Examine the material below. Gather every line in which the string "указателя" appears.

== == ==

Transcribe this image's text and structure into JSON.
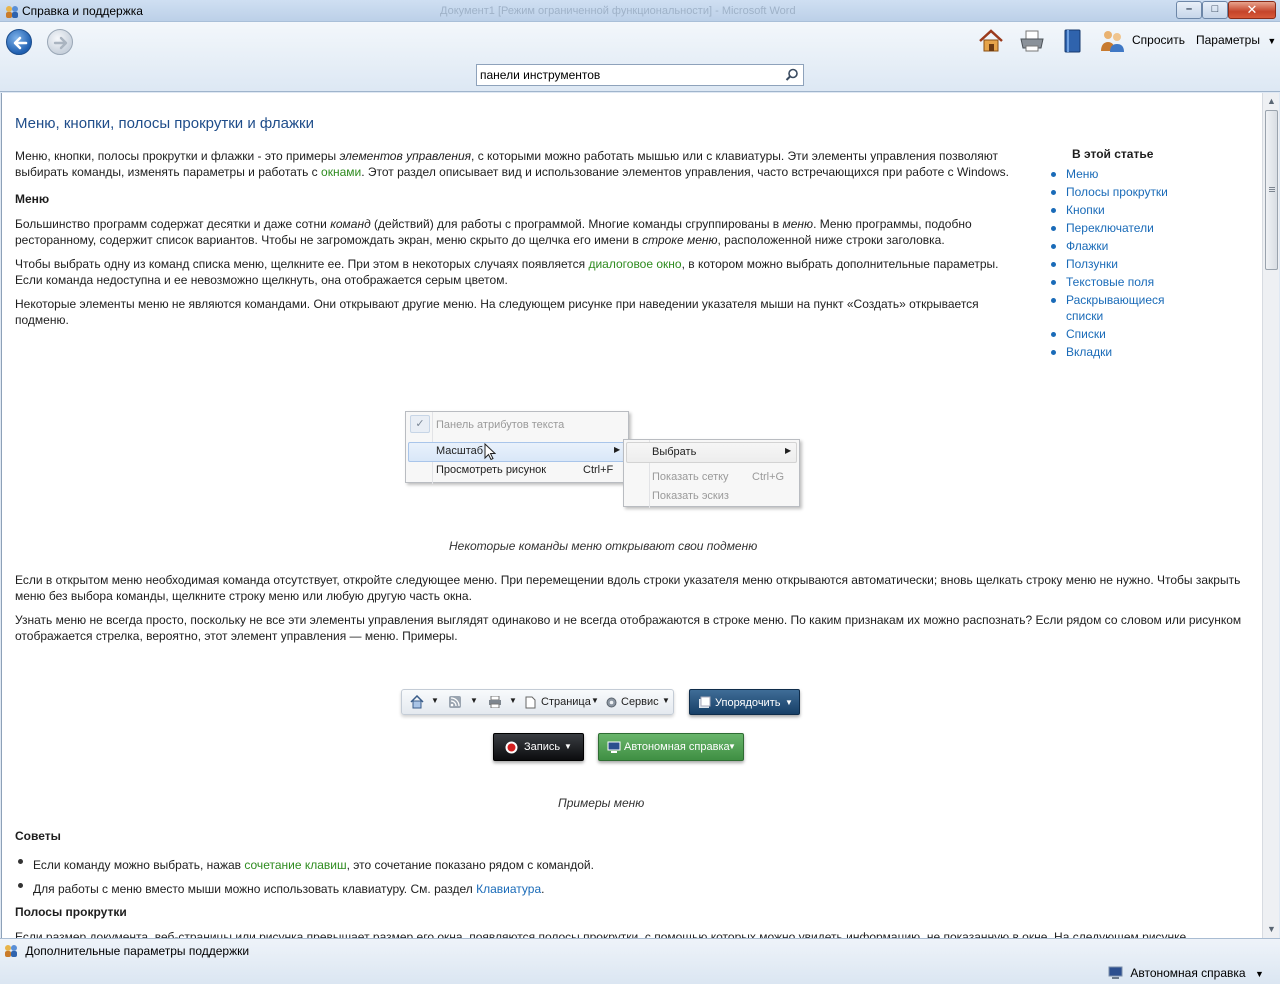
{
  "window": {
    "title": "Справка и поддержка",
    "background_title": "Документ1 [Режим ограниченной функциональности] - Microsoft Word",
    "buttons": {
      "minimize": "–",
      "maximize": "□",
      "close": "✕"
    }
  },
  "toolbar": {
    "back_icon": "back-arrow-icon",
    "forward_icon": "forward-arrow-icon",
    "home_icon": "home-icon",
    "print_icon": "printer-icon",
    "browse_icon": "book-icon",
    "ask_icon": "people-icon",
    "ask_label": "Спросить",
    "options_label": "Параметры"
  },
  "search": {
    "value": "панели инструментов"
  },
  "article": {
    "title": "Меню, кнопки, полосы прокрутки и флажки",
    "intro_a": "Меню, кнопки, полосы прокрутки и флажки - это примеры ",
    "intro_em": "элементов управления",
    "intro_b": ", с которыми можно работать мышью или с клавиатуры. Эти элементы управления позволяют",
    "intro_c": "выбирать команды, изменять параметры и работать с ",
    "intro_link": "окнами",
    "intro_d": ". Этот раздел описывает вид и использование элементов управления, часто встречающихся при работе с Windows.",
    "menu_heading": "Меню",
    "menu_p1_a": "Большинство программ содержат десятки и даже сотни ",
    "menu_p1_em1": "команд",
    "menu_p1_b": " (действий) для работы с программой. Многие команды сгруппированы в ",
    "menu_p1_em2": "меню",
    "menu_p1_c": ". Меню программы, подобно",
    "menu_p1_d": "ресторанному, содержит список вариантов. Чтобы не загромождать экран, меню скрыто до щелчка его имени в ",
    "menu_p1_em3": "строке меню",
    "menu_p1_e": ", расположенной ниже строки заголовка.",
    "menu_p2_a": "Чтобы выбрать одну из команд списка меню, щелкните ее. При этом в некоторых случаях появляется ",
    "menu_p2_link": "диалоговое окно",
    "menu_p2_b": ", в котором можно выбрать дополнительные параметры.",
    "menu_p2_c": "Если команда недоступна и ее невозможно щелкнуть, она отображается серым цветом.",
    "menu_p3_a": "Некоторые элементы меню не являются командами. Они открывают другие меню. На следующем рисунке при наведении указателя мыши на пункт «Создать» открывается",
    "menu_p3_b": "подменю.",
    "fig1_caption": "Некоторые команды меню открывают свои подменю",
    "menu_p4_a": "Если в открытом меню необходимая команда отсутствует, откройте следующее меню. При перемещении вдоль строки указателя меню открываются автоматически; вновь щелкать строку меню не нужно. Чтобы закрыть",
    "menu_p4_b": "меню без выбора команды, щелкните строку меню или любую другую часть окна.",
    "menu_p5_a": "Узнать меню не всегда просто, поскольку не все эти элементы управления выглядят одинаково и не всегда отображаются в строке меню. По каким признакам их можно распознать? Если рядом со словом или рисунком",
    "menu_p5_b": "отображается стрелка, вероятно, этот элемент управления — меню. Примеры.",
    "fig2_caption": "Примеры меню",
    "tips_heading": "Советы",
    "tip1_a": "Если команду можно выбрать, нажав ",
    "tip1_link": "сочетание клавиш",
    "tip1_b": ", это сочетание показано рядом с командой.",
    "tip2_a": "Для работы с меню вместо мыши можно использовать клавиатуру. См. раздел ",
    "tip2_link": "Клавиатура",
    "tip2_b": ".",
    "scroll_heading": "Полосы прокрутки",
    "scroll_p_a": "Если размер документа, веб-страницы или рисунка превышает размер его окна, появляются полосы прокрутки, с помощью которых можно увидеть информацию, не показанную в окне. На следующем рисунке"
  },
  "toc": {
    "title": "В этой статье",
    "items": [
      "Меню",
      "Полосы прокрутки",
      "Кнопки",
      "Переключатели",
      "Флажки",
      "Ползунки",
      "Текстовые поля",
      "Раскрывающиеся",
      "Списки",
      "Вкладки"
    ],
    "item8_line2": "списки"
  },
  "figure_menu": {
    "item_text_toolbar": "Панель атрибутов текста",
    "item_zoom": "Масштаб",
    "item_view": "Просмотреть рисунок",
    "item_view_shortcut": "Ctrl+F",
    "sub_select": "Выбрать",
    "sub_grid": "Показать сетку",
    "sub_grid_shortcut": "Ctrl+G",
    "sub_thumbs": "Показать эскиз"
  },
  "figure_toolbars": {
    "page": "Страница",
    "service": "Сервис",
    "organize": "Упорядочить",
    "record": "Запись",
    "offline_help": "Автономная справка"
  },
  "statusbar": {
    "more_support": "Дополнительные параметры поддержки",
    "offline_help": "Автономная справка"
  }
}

== == ==

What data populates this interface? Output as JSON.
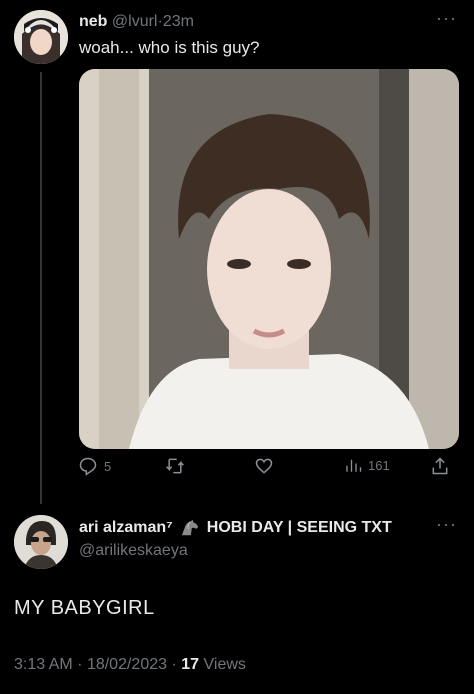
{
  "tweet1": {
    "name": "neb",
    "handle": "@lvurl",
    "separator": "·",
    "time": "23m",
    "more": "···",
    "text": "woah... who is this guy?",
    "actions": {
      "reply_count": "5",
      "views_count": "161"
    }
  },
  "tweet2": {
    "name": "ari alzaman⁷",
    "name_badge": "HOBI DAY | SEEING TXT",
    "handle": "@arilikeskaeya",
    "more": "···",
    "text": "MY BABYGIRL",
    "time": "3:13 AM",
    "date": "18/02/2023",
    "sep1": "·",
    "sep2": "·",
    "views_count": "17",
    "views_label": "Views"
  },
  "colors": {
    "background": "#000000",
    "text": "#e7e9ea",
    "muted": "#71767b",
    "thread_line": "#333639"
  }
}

== == ==

- THE RESULT
    "menu_p3_a": "Некоторые элементы меню не являются командами. Они открывают другие меню. На следующем рисунке при наведении указателя мыши на пункт «Создать» открывается",
    "menu_p4_a": "Если в открытом меню необходимая команда отсутствует, откройте следующее меню. При перемещении вдоль строки указателя меню открываются автоматически; вновь щелкать строку меню не нужно. Чтобы закрыть",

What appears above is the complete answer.